TASK
Restate each line word for word. Leave out every picture.

===== EXTRACTED INFORMATION =====

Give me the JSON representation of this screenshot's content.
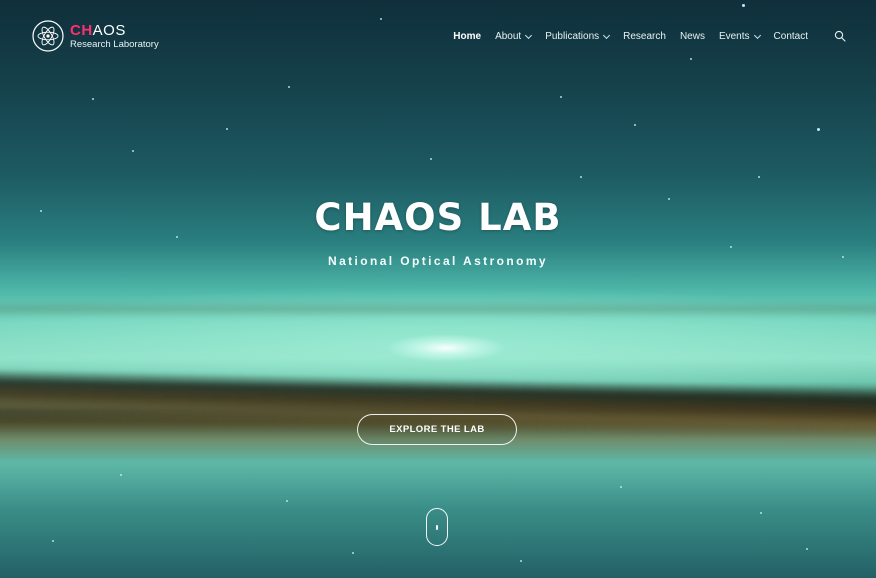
{
  "brand": {
    "logo_accent": "CH",
    "logo_rest": "AOS",
    "tagline": "Research Laboratory",
    "accent_color": "#ff2f6e"
  },
  "nav": {
    "items": [
      {
        "label": "Home",
        "active": true,
        "has_dropdown": false
      },
      {
        "label": "About",
        "active": false,
        "has_dropdown": true
      },
      {
        "label": "Publications",
        "active": false,
        "has_dropdown": true
      },
      {
        "label": "Research",
        "active": false,
        "has_dropdown": false
      },
      {
        "label": "News",
        "active": false,
        "has_dropdown": false
      },
      {
        "label": "Events",
        "active": false,
        "has_dropdown": true
      },
      {
        "label": "Contact",
        "active": false,
        "has_dropdown": false
      }
    ],
    "search_icon": "search-icon"
  },
  "hero": {
    "title": "CHAOS LAB",
    "subtitle": "National Optical Astronomy",
    "cta_label": "EXPLORE THE LAB",
    "scroll_icon": "mouse-scroll-icon"
  }
}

=====

PROBLEM SOLUTION
Give me the JSON representation of this screenshot's content.
{
  "brand": {
    "logo_accent": "CH",
    "logo_rest": "AOS",
    "tagline": "Research Laboratory",
    "accent_color": "#ff2f6e"
  },
  "nav": {
    "items": [
      {
        "label": "Home",
        "active": true,
        "has_dropdown": false
      },
      {
        "label": "About",
        "active": false,
        "has_dropdown": true
      },
      {
        "label": "Publications",
        "active": false,
        "has_dropdown": true
      },
      {
        "label": "Research",
        "active": false,
        "has_dropdown": false
      },
      {
        "label": "News",
        "active": false,
        "has_dropdown": false
      },
      {
        "label": "Events",
        "active": false,
        "has_dropdown": true
      },
      {
        "label": "Contact",
        "active": false,
        "has_dropdown": false
      }
    ],
    "search_icon": "search-icon"
  },
  "hero": {
    "title": "CHAOS LAB",
    "subtitle": "National Optical Astronomy",
    "cta_label": "EXPLORE THE LAB",
    "scroll_icon": "mouse-scroll-icon"
  }
}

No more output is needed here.